------ Data extract ------

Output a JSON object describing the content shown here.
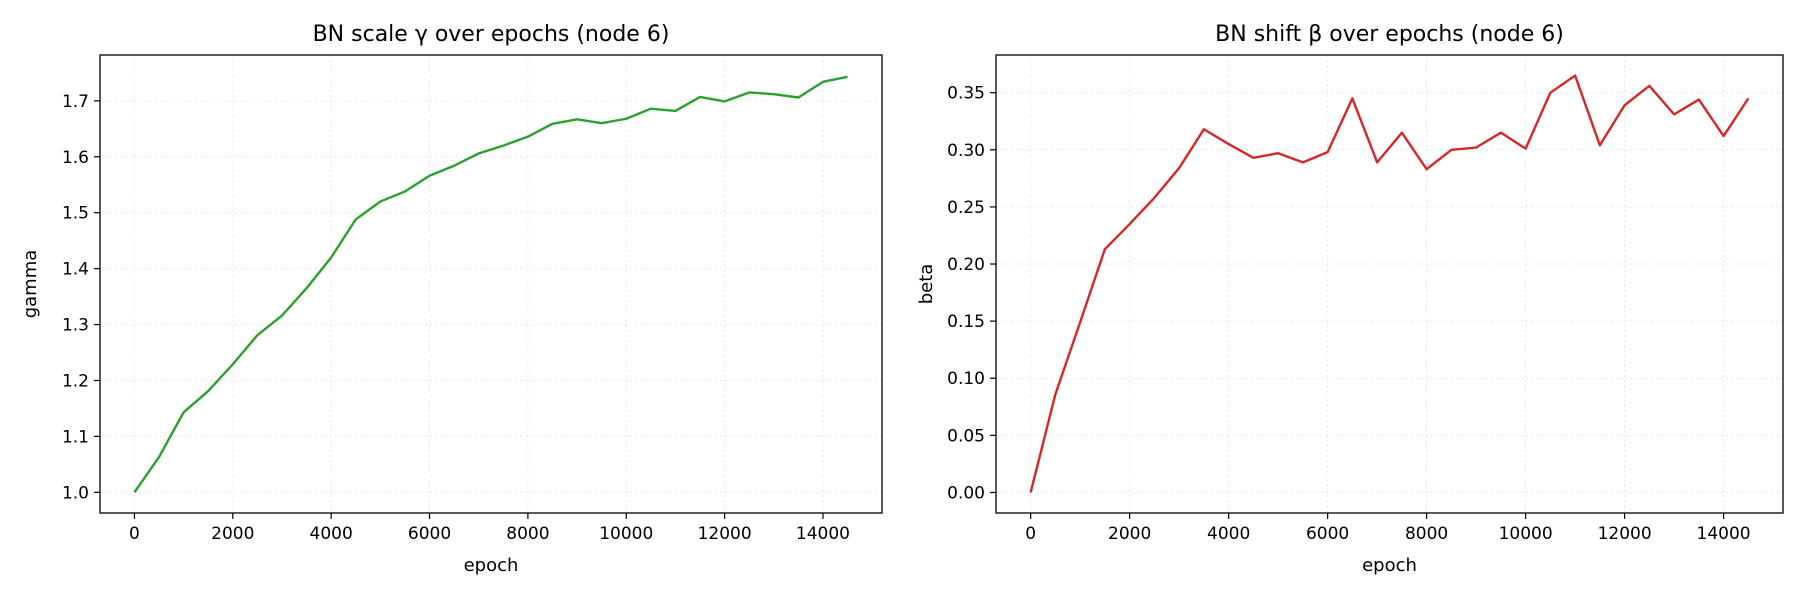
{
  "chart_data": [
    {
      "type": "line",
      "title": "BN scale γ over epochs (node 6)",
      "xlabel": "epoch",
      "ylabel": "gamma",
      "xlim": [
        -700,
        15200
      ],
      "ylim": [
        0.963,
        1.782
      ],
      "xticks": [
        0,
        2000,
        4000,
        6000,
        8000,
        10000,
        12000,
        14000
      ],
      "yticks": [
        1.0,
        1.1,
        1.2,
        1.3,
        1.4,
        1.5,
        1.6,
        1.7
      ],
      "ytick_labels": [
        "1.0",
        "1.1",
        "1.2",
        "1.3",
        "1.4",
        "1.5",
        "1.6",
        "1.7"
      ],
      "grid": true,
      "series": [
        {
          "color": "#2ca02c",
          "x": [
            0,
            500,
            1000,
            1500,
            2000,
            2500,
            3000,
            3500,
            4000,
            4500,
            5000,
            5500,
            6000,
            6500,
            7000,
            7500,
            8000,
            8500,
            9000,
            9500,
            10000,
            10500,
            11000,
            11500,
            12000,
            12500,
            13000,
            13500,
            14000,
            14500
          ],
          "values": [
            1.0,
            1.063,
            1.143,
            1.181,
            1.229,
            1.281,
            1.316,
            1.365,
            1.42,
            1.488,
            1.52,
            1.538,
            1.566,
            1.584,
            1.606,
            1.62,
            1.636,
            1.659,
            1.667,
            1.66,
            1.668,
            1.686,
            1.682,
            1.707,
            1.699,
            1.715,
            1.712,
            1.706,
            1.734,
            1.743
          ]
        }
      ]
    },
    {
      "type": "line",
      "title": "BN shift β over epochs (node 6)",
      "xlabel": "epoch",
      "ylabel": "beta",
      "xlim": [
        -700,
        15200
      ],
      "ylim": [
        -0.018,
        0.383
      ],
      "xticks": [
        0,
        2000,
        4000,
        6000,
        8000,
        10000,
        12000,
        14000
      ],
      "yticks": [
        0.0,
        0.05,
        0.1,
        0.15,
        0.2,
        0.25,
        0.3,
        0.35
      ],
      "ytick_labels": [
        "0.00",
        "0.05",
        "0.10",
        "0.15",
        "0.20",
        "0.25",
        "0.30",
        "0.35"
      ],
      "grid": true,
      "series": [
        {
          "color": "#d62728",
          "x": [
            0,
            500,
            1000,
            1500,
            2000,
            2500,
            3000,
            3500,
            4000,
            4500,
            5000,
            5500,
            6000,
            6500,
            7000,
            7500,
            8000,
            8500,
            9000,
            9500,
            10000,
            10500,
            11000,
            11500,
            12000,
            12500,
            13000,
            13500,
            14000,
            14500
          ],
          "values": [
            0.0,
            0.086,
            0.149,
            0.213,
            0.235,
            0.258,
            0.284,
            0.318,
            0.305,
            0.293,
            0.297,
            0.289,
            0.298,
            0.345,
            0.289,
            0.315,
            0.283,
            0.3,
            0.302,
            0.315,
            0.301,
            0.35,
            0.365,
            0.304,
            0.339,
            0.356,
            0.331,
            0.344,
            0.312,
            0.345
          ]
        }
      ]
    }
  ]
}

------

### The request
Return each line where "title" shows up.

### Completed exercise
      "title": "BN scale γ over epochs (node 6)",
      "title": "BN shift β over epochs (node 6)",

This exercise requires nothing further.